▸ **DATA ROWS**
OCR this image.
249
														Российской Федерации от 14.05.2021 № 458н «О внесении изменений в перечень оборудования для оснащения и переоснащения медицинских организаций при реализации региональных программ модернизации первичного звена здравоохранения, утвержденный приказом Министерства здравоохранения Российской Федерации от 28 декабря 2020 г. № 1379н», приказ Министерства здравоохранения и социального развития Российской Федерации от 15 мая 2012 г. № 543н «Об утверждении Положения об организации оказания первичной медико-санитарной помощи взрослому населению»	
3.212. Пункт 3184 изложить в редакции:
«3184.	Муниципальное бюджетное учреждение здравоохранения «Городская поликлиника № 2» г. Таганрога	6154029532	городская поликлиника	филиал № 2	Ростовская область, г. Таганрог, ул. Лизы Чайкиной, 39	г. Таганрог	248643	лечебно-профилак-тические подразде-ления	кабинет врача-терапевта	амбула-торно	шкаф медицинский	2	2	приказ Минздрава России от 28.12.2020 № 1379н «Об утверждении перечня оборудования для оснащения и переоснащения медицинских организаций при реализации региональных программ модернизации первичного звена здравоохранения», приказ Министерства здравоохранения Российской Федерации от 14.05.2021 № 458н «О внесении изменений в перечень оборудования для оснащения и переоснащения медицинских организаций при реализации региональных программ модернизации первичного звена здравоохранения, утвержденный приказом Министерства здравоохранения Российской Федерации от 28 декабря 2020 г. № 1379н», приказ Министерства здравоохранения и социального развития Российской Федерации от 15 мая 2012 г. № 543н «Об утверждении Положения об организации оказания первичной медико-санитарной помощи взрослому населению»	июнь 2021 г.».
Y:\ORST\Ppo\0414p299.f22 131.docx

▸ **TASK DIRECTIONS**
Copy all the lines, exactly.

▸ **ANSWER FOR THIS EXERCISE**
OCR this image.
249
														Российской Федерации от 14.05.2021 № 458н «О внесении изменений в перечень оборудования для оснащения и переоснащения медицинских организаций при реализации региональных программ модернизации первичного звена здравоохранения, утвержденный приказом Министерства здравоохранения Российской Федерации от 28 декабря 2020 г. № 1379н», приказ Министерства здравоохранения и социального развития Российской Федерации от 15 мая 2012 г. № 543н «Об утверждении Положения об организации оказания первичной медико-санитарной помощи взрослому населению»	
3.212. Пункт 3184 изложить в редакции:
«3184.	Муниципальное бюджетное учреждение здравоохранения «Городская поликлиника № 2» г. Таганрога	6154029532	городская поликлиника	филиал № 2	Ростовская область, г. Таганрог, ул. Лизы Чайкиной, 39	г. Таганрог	248643	лечебно-профилак-тические подразде-ления	кабинет врача-терапевта	амбула-торно	шкаф медицинский	2	2	приказ Минздрава России от 28.12.2020 № 1379н «Об утверждении перечня оборудования для оснащения и переоснащения медицинских организаций при реализации региональных программ модернизации первичного звена здравоохранения», приказ Министерства здравоохранения Российской Федерации от 14.05.2021 № 458н «О внесении изменений в перечень оборудования для оснащения и переоснащения медицинских организаций при реализации региональных программ модернизации первичного звена здравоохранения, утвержденный приказом Министерства здравоохранения Российской Федерации от 28 декабря 2020 г. № 1379н», приказ Министерства здравоохранения и социального развития Российской Федерации от 15 мая 2012 г. № 543н «Об утверждении Положения об организации оказания первичной медико-санитарной помощи взрослому населению»	июнь 2021 г.».
Y:\ORST\Ppo\0414p299.f22 131.docx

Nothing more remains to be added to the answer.